= Dataset rows about figures =

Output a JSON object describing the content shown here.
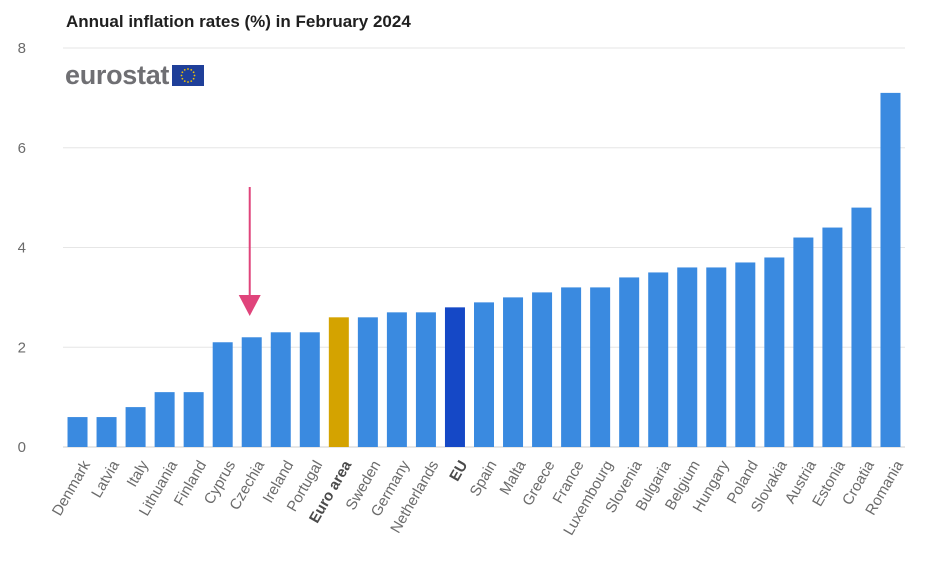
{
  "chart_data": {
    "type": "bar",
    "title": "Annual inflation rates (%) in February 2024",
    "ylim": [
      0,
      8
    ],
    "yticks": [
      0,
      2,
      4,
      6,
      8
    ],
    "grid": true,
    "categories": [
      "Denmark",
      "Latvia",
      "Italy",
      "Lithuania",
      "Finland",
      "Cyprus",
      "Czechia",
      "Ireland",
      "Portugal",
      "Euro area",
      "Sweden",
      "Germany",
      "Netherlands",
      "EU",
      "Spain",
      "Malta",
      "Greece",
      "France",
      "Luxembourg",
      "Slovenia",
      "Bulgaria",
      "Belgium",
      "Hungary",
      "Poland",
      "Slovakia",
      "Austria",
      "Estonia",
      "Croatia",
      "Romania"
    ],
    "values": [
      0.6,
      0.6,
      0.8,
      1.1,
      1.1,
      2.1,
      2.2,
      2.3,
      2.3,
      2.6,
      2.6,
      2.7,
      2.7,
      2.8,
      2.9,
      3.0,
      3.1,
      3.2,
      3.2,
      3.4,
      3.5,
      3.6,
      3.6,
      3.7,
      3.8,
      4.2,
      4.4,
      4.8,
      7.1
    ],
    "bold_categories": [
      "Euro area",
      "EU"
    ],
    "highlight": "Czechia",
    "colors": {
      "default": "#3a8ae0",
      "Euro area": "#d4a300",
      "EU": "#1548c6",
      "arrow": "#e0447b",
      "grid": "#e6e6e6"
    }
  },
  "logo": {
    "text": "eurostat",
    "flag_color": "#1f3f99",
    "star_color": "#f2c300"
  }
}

= Do this =
Skip the images and write out the rest of the listing exactly.

= Exercise response =
Output a JSON object describing the content shown here.
{
  "chart_data": {
    "type": "bar",
    "title": "Annual inflation rates (%) in February 2024",
    "ylim": [
      0,
      8
    ],
    "yticks": [
      0,
      2,
      4,
      6,
      8
    ],
    "grid": true,
    "categories": [
      "Denmark",
      "Latvia",
      "Italy",
      "Lithuania",
      "Finland",
      "Cyprus",
      "Czechia",
      "Ireland",
      "Portugal",
      "Euro area",
      "Sweden",
      "Germany",
      "Netherlands",
      "EU",
      "Spain",
      "Malta",
      "Greece",
      "France",
      "Luxembourg",
      "Slovenia",
      "Bulgaria",
      "Belgium",
      "Hungary",
      "Poland",
      "Slovakia",
      "Austria",
      "Estonia",
      "Croatia",
      "Romania"
    ],
    "values": [
      0.6,
      0.6,
      0.8,
      1.1,
      1.1,
      2.1,
      2.2,
      2.3,
      2.3,
      2.6,
      2.6,
      2.7,
      2.7,
      2.8,
      2.9,
      3.0,
      3.1,
      3.2,
      3.2,
      3.4,
      3.5,
      3.6,
      3.6,
      3.7,
      3.8,
      4.2,
      4.4,
      4.8,
      7.1
    ],
    "bold_categories": [
      "Euro area",
      "EU"
    ],
    "highlight": "Czechia",
    "colors": {
      "default": "#3a8ae0",
      "Euro area": "#d4a300",
      "EU": "#1548c6",
      "arrow": "#e0447b",
      "grid": "#e6e6e6"
    }
  },
  "logo": {
    "text": "eurostat",
    "flag_color": "#1f3f99",
    "star_color": "#f2c300"
  }
}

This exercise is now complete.